**DO THIS:** Count the lines below that contain the word "JSON". Give only the number.

===== DATA FOR THIS EXERCISE

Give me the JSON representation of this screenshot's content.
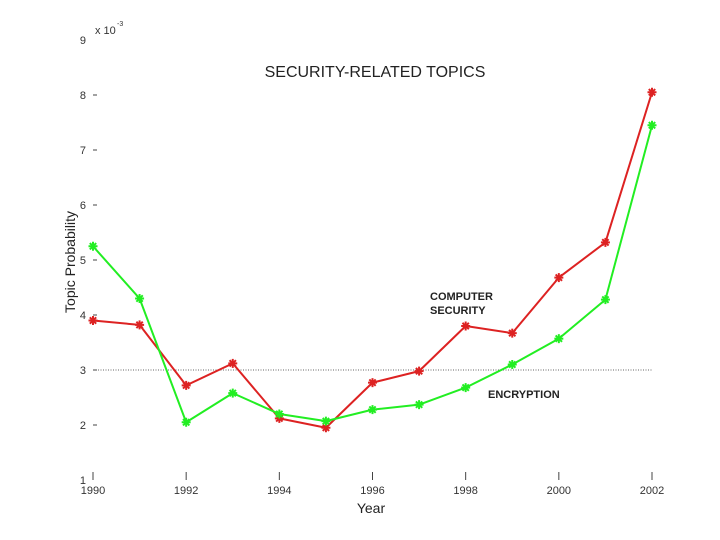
{
  "chart_data": {
    "type": "line",
    "title": "SECURITY-RELATED TOPICS",
    "xlabel": "Year",
    "ylabel": "Topic Probability",
    "exponent_label": "x 10",
    "exponent_power": "-3",
    "x": [
      1990,
      1991,
      1992,
      1993,
      1994,
      1995,
      1996,
      1997,
      1998,
      1999,
      2000,
      2001,
      2002
    ],
    "xticks": [
      1990,
      1992,
      1994,
      1996,
      1998,
      2000,
      2002
    ],
    "xlim": [
      1990,
      2002
    ],
    "yticks": [
      1,
      2,
      3,
      4,
      5,
      6,
      7,
      8,
      9
    ],
    "ylim": [
      1,
      9
    ],
    "reference_line": 3,
    "series": [
      {
        "name": "COMPUTER SECURITY",
        "color": "#dd2222",
        "values": [
          3.9,
          3.82,
          2.72,
          3.12,
          2.12,
          1.95,
          2.77,
          2.98,
          3.8,
          3.67,
          4.68,
          5.32,
          8.05
        ]
      },
      {
        "name": "ENCRYPTION",
        "color": "#22ee22",
        "values": [
          5.25,
          4.3,
          2.05,
          2.58,
          2.2,
          2.07,
          2.28,
          2.37,
          2.68,
          3.1,
          3.57,
          4.28,
          7.45
        ]
      }
    ],
    "annotations": [
      {
        "lines": [
          "COMPUTER",
          "SECURITY"
        ],
        "series": "COMPUTER SECURITY"
      },
      {
        "lines": [
          "ENCRYPTION"
        ],
        "series": "ENCRYPTION"
      }
    ]
  }
}
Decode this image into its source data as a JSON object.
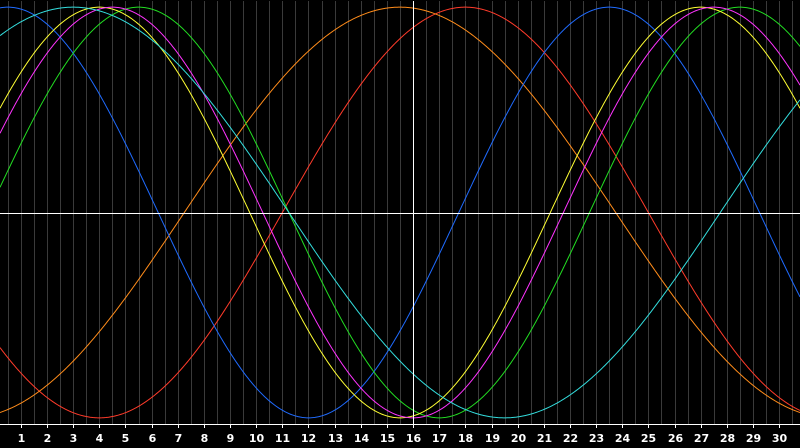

==========

**ANSWER TO THIS TASK:** 2